= Instructions for the task =
Give the number of lines in the data that contain "this", and nothing more.

= Information provided =
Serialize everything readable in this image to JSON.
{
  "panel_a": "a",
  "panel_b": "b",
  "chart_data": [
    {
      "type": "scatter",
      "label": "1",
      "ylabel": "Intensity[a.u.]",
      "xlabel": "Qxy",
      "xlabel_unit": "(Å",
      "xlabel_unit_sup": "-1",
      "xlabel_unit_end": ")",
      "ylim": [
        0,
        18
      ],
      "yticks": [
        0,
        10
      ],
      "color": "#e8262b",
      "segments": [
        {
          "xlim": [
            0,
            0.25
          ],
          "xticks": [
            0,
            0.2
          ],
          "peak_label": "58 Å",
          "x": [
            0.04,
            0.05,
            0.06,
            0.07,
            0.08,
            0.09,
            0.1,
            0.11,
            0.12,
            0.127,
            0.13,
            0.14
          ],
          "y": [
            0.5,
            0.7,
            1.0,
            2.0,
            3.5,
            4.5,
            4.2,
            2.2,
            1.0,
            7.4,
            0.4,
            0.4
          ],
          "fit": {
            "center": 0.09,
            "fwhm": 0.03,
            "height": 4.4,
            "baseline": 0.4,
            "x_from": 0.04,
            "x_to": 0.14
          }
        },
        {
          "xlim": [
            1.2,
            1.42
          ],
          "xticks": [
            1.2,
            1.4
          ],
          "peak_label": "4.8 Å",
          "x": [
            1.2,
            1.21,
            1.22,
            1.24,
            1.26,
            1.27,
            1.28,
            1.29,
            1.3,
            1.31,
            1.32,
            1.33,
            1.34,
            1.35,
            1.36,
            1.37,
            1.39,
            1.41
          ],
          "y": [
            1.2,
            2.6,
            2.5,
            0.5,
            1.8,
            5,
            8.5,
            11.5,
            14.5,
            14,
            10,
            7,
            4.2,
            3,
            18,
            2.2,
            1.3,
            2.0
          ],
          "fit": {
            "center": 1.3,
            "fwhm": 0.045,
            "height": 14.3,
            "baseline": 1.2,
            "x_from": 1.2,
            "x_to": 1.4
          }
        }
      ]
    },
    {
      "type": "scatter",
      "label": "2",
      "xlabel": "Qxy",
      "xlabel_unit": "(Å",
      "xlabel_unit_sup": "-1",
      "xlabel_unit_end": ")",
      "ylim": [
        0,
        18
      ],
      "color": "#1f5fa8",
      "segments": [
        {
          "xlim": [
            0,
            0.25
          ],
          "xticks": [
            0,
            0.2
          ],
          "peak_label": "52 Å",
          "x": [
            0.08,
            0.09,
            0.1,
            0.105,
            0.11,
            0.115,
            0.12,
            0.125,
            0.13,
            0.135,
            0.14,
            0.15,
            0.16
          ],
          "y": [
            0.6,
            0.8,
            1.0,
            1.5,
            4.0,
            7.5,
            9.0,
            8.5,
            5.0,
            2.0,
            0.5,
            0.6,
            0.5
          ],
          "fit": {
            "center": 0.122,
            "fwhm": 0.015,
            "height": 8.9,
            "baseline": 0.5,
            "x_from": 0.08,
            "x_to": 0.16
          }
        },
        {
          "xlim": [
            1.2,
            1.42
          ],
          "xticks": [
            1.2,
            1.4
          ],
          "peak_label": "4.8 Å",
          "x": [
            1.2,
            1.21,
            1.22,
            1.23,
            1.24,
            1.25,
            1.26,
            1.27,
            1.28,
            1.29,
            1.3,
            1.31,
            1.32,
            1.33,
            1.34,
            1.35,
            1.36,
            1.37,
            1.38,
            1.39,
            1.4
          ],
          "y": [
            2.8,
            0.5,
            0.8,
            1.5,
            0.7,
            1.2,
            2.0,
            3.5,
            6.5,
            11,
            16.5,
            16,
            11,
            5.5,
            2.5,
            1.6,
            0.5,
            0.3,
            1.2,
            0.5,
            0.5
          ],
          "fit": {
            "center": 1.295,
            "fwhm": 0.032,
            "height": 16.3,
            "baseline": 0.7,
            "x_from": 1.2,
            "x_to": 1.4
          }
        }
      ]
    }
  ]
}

--

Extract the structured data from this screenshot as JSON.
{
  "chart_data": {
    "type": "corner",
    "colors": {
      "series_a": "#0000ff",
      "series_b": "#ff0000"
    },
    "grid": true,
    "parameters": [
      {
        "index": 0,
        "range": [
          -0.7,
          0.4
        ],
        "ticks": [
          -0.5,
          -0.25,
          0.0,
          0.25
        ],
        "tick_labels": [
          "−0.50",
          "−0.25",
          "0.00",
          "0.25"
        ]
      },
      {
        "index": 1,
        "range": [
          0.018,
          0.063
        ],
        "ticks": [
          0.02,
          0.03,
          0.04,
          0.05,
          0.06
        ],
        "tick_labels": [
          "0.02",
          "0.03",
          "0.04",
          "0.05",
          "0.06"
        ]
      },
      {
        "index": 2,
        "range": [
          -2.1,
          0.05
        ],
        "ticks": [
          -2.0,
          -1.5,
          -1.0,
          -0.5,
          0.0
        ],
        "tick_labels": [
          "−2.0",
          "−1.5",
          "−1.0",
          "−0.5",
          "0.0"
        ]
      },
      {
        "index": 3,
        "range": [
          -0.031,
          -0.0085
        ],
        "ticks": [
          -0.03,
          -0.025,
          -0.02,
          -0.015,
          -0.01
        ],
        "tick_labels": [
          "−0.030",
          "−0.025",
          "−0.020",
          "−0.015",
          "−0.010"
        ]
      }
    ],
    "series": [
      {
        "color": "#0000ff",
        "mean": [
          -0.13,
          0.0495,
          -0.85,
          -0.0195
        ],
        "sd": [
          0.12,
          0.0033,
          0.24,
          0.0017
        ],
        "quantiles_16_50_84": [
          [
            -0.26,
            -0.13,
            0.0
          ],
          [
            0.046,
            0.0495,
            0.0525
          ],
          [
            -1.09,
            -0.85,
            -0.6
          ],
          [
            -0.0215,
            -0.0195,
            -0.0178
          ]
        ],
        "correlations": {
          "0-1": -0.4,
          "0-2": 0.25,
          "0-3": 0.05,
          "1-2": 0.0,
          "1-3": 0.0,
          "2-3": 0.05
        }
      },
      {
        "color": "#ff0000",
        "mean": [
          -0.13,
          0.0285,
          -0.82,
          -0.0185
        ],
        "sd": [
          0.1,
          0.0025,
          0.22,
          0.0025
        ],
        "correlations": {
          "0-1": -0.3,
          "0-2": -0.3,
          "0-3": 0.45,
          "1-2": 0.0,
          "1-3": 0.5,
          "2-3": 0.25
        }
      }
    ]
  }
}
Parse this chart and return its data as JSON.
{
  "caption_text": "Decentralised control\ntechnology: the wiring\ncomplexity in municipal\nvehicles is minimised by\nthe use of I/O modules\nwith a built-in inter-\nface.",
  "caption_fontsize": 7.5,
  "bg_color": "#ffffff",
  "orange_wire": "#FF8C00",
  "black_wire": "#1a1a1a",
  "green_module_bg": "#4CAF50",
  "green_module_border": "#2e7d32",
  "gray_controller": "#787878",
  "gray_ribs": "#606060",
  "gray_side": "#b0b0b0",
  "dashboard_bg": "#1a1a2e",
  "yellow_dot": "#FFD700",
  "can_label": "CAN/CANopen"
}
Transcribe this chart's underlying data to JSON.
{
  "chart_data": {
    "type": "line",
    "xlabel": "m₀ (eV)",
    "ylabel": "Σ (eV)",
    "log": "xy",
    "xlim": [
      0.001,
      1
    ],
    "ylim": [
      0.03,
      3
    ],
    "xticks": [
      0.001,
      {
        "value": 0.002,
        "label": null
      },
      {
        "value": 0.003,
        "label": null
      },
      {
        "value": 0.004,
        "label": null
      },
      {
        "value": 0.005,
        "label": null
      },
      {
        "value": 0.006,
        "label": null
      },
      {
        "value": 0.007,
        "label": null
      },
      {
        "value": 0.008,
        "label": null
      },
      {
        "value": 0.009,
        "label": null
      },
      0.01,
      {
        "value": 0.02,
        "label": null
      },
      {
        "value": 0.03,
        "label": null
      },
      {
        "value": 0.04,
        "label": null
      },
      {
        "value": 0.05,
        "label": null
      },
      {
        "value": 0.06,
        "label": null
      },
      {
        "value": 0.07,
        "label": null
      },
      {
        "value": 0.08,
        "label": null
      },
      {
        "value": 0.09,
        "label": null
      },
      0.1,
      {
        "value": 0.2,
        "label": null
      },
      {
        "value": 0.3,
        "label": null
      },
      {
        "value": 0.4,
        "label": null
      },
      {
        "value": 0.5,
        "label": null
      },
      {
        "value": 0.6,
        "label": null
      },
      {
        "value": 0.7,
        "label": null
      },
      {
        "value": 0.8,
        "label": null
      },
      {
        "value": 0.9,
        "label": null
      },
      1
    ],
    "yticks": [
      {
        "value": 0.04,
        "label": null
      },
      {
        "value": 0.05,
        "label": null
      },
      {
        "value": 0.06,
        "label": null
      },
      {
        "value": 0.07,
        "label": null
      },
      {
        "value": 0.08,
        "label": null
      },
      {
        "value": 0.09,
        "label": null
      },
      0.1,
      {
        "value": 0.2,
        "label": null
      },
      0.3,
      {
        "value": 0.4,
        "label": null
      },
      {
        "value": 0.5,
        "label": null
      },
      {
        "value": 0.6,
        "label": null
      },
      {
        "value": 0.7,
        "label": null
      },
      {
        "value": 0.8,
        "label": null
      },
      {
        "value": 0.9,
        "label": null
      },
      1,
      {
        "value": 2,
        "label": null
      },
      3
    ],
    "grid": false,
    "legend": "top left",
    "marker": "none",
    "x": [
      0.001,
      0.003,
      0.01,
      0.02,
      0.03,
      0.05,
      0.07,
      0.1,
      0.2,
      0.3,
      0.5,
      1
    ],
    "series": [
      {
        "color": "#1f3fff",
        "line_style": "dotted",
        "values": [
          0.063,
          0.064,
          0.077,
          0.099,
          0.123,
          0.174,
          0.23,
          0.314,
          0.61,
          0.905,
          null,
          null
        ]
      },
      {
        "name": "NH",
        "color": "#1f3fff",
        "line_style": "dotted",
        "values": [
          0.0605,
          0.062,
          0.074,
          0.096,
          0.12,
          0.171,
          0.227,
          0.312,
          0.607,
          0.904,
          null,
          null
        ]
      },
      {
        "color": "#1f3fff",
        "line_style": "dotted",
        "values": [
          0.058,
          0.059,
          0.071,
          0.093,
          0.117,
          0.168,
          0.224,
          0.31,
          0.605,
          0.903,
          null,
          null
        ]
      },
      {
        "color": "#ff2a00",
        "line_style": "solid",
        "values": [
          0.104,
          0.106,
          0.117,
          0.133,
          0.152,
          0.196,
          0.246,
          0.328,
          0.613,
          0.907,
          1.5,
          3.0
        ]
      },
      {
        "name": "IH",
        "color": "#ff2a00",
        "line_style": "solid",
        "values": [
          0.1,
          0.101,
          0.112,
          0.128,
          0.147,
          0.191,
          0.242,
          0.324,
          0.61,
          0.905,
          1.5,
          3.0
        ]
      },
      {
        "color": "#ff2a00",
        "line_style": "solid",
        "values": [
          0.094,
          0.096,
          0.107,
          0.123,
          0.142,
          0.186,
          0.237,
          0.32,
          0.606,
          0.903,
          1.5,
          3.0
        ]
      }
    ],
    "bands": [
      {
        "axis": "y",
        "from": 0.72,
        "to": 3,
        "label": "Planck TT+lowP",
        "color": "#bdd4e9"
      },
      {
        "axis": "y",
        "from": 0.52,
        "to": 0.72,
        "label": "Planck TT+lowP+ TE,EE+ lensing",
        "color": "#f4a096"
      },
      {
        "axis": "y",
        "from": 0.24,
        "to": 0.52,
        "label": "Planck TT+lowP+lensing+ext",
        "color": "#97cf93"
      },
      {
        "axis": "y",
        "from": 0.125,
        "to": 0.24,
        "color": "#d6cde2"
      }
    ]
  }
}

= Reply =
4